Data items
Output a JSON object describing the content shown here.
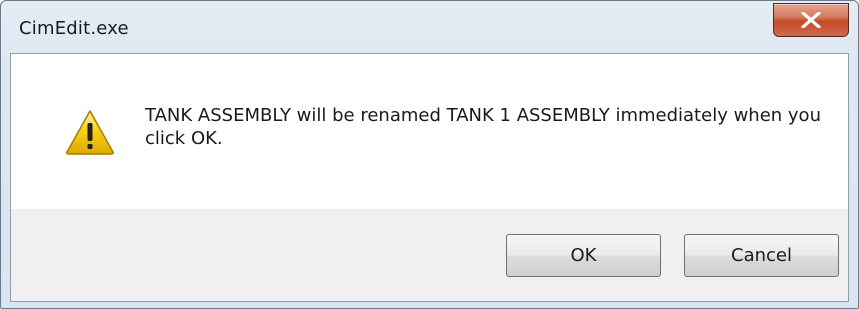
{
  "window": {
    "title": "CimEdit.exe"
  },
  "message": {
    "icon": "warning-icon",
    "text": "TANK ASSEMBLY will be renamed TANK 1 ASSEMBLY immediately when you click OK."
  },
  "buttons": {
    "ok_label": "OK",
    "cancel_label": "Cancel"
  },
  "colors": {
    "close_button": "#c7503a",
    "warning_fill": "#f5c400"
  }
}
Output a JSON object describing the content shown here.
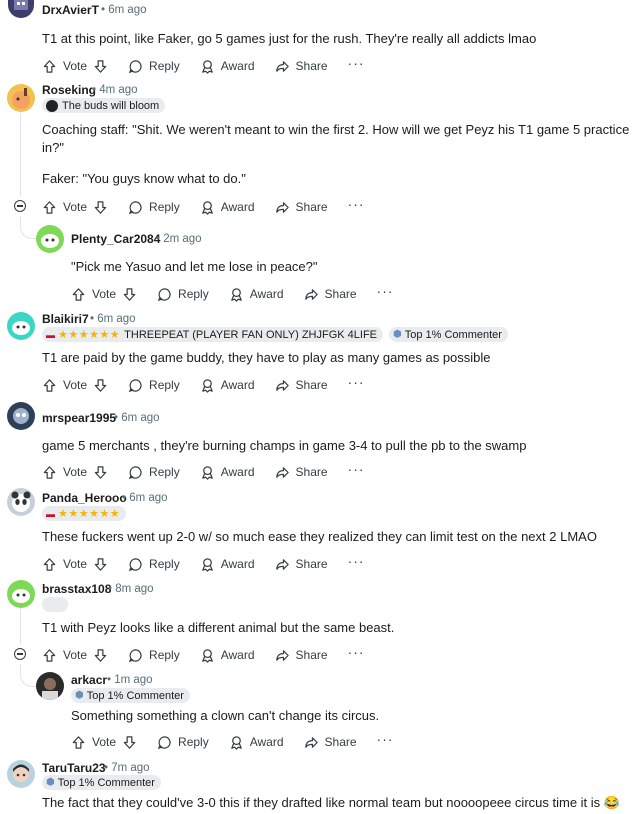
{
  "actions": {
    "vote": "Vote",
    "reply": "Reply",
    "award": "Award",
    "share": "Share",
    "more": "···"
  },
  "comments": [
    {
      "user": "DrxAvierT",
      "time": "• 6m ago",
      "body": [
        "T1 at this point, like Faker, go 5 games just for the rush. They're really all addicts lmao"
      ]
    },
    {
      "user": "Roseking",
      "time": "• 4m ago",
      "flair": "The buds will bloom",
      "body": [
        "Coaching staff: \"Shit. We weren't meant to win the first 2. How will we get Peyz his T1 game 5 practice",
        "in?\"",
        "Faker: \"You guys know what to do.\""
      ]
    },
    {
      "user": "Plenty_Car2084",
      "time": "• 2m ago",
      "body": [
        "\"Pick me Yasuo and let me lose in peace?\""
      ]
    },
    {
      "user": "Blaikiri7",
      "time": "• 6m ago",
      "flair": "THREEPEAT (PLAYER FAN ONLY) ZHJFGK 4LIFE",
      "badge": "Top 1% Commenter",
      "body": [
        "T1 are paid by the game buddy, they have to play as many games as possible"
      ]
    },
    {
      "user": "mrspear1995",
      "time": "• 6m ago",
      "body": [
        "game 5 merchants , they're burning champs in game 3-4 to pull the pb to the swamp"
      ]
    },
    {
      "user": "Panda_Herooo",
      "time": "• 6m ago",
      "body": [
        "These fuckers went up 2-0 w/ so much ease they realized they can limit test on the next 2 LMAO"
      ]
    },
    {
      "user": "brasstax108",
      "time": "• 8m ago",
      "body": [
        "T1 with Peyz looks like a different animal but the same beast."
      ]
    },
    {
      "user": "arkacr",
      "time": "• 1m ago",
      "badge": "Top 1% Commenter",
      "body": [
        "Something something a clown can't change its circus."
      ]
    },
    {
      "user": "TaruTaru23",
      "time": "• 7m ago",
      "badge": "Top 1% Commenter",
      "body": [
        "The fact that they could've 3-0 this if they drafted like normal team but noooopeee circus time it is 😂"
      ]
    }
  ],
  "colors": {
    "meta": "#576f76",
    "action": "#333d42",
    "flair_bg": "#e8ecee",
    "t1_red": "#c8102e",
    "star": "#f6b400"
  }
}
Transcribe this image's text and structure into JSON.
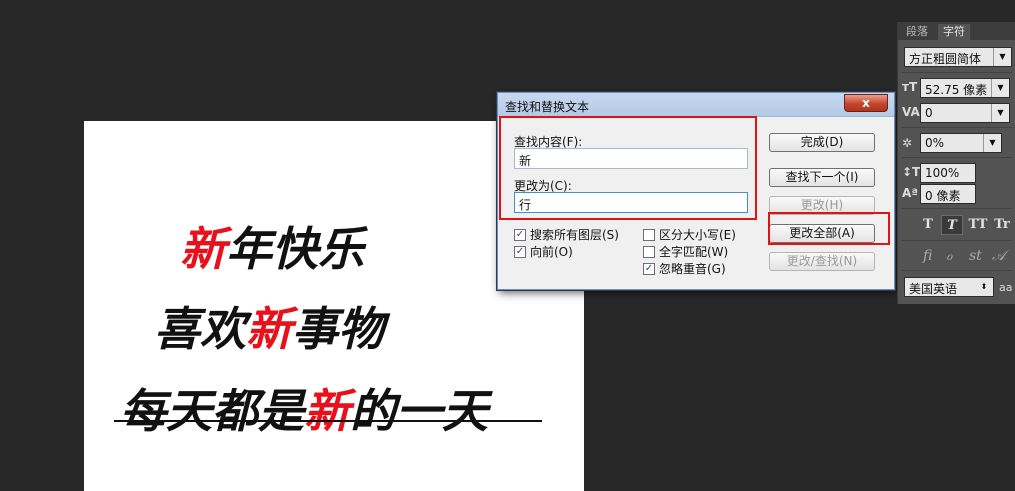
{
  "document": {
    "line1": {
      "red": "新",
      "rest": "年快乐"
    },
    "line2": {
      "pre": "喜欢",
      "red": "新",
      "post": "事物"
    },
    "line3": {
      "pre": "每天都是",
      "red": "新",
      "post": "的一天"
    }
  },
  "dialog": {
    "title": "查找和替换文本",
    "close_label": "x",
    "find_label": "查找内容(F):",
    "find_value": "新",
    "replace_label": "更改为(C):",
    "replace_value": "行",
    "buttons": {
      "done": "完成(D)",
      "find_next": "查找下一个(I)",
      "change": "更改(H)",
      "change_all": "更改全部(A)",
      "change_find": "更改/查找(N)"
    },
    "options": {
      "all_layers": {
        "label": "搜索所有图层(S)",
        "checked": true
      },
      "forward": {
        "label": "向前(O)",
        "checked": true
      },
      "case_sensitive": {
        "label": "区分大小写(E)",
        "checked": false
      },
      "whole_word": {
        "label": "全字匹配(W)",
        "checked": false
      },
      "ignore_accents": {
        "label": "忽略重音(G)",
        "checked": true
      }
    }
  },
  "panel": {
    "tabs": [
      "段落",
      "字符"
    ],
    "font_family": "方正粗圆简体",
    "font_size": "52.75 像素",
    "kerning": "0",
    "tracking": "0%",
    "vertical_scale": "100%",
    "baseline_shift": "0 像素",
    "style_buttons": [
      "T",
      "T",
      "TT",
      "Tr"
    ],
    "language": "美国英语",
    "antialias_icon": "aa"
  },
  "icons": {
    "check": "✓",
    "chevron": "▼",
    "updown": "⬍"
  }
}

## WRITTEN PROBLEM
Check each line of the records above for "circus", and copy those that have it.

## OUTPUT FOR THIS TASK
        "Something something a clown can't change its circus."
        "The fact that they could've 3-0 this if they drafted like normal team but noooopeee circus time it is 😂"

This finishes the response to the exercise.